»»

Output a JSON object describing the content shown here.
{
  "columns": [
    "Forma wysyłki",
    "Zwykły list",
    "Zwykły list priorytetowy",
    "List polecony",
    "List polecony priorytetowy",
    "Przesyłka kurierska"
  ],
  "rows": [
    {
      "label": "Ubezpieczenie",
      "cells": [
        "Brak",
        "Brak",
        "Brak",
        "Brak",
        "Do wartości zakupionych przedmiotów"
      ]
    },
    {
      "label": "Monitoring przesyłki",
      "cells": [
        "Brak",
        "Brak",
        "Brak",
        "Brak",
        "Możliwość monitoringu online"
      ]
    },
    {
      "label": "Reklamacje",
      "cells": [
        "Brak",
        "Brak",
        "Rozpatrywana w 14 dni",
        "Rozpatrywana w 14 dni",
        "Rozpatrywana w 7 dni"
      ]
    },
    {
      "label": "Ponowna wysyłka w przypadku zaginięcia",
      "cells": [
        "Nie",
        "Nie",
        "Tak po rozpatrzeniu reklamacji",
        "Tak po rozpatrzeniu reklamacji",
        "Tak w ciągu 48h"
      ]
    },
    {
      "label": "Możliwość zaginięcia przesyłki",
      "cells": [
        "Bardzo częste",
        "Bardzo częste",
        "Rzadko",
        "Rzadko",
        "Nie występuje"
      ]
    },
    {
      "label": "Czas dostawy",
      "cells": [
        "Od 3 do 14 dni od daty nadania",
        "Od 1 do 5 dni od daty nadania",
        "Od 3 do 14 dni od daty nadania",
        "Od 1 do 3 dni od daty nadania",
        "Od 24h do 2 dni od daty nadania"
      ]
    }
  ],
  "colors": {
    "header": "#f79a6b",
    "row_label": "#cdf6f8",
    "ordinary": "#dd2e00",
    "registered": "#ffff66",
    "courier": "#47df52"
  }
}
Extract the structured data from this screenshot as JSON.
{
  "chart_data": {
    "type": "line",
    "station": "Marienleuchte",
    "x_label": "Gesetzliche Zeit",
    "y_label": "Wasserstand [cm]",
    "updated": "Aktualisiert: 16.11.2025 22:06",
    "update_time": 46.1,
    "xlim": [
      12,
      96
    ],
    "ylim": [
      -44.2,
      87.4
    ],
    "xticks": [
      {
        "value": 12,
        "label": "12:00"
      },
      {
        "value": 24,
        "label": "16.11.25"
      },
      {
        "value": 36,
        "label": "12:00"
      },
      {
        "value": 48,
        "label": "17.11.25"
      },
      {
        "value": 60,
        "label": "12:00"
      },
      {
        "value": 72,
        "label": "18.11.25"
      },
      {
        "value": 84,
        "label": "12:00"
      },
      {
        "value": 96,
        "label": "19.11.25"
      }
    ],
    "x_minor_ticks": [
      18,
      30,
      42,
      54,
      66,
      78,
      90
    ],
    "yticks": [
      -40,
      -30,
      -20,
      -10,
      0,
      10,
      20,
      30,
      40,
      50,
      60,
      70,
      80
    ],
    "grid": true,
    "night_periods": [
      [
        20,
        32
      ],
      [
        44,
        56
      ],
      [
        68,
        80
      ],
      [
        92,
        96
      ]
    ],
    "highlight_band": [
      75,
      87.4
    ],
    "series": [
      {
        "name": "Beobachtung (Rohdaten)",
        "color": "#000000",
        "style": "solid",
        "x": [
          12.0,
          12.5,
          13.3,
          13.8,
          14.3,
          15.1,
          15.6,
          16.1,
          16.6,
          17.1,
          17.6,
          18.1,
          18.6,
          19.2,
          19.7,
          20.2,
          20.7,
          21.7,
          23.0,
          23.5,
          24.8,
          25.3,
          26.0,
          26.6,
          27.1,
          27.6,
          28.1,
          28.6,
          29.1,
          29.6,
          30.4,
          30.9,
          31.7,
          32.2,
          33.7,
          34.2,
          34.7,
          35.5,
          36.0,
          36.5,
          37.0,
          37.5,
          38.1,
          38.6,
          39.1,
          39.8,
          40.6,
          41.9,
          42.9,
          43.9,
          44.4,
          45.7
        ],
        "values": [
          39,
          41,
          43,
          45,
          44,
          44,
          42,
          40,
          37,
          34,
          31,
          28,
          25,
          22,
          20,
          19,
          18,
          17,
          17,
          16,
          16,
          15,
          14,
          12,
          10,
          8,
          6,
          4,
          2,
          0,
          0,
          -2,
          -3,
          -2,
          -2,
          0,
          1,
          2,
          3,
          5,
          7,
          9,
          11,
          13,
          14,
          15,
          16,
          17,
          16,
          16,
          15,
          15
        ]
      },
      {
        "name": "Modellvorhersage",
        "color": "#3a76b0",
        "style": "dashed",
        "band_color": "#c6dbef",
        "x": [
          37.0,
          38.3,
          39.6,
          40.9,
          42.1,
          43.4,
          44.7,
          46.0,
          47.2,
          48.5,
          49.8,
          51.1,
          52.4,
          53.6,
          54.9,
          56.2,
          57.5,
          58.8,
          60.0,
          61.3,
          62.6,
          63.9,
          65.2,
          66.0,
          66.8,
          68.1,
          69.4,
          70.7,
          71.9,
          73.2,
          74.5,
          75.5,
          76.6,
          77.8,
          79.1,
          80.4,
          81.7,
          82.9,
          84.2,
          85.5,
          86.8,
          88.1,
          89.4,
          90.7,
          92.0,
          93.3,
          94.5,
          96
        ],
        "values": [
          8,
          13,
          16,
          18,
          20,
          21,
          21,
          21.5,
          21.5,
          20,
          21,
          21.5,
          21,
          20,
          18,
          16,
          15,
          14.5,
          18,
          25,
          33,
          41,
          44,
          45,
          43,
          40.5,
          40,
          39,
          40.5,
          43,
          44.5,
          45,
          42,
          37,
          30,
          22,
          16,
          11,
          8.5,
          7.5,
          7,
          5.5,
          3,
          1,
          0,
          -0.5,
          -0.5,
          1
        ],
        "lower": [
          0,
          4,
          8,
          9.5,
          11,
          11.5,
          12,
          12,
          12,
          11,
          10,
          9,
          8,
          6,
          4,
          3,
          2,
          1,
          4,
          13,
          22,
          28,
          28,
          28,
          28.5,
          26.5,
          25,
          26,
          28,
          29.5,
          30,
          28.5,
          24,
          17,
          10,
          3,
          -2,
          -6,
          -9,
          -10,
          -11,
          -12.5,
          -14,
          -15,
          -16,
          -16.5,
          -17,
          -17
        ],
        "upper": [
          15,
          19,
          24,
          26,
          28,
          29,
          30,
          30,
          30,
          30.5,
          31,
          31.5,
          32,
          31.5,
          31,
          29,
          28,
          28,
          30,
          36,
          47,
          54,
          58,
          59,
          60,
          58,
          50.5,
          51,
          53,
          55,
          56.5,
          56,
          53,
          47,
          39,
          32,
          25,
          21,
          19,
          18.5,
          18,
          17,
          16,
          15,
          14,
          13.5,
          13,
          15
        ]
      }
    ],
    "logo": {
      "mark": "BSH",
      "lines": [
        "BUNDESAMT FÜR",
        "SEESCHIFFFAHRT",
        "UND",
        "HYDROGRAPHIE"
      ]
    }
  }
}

««

__Aim of the exercise__:
From the entries above, copy each line holding "daty".

__Response__:
        "Od 3 do 14 dni od daty nadania",
        "Od 1 do 5 dni od daty nadania",
        "Od 3 do 14 dni od daty nadania",
        "Od 1 do 3 dni od daty nadania",
        "Od 24h do 2 dni od daty nadania"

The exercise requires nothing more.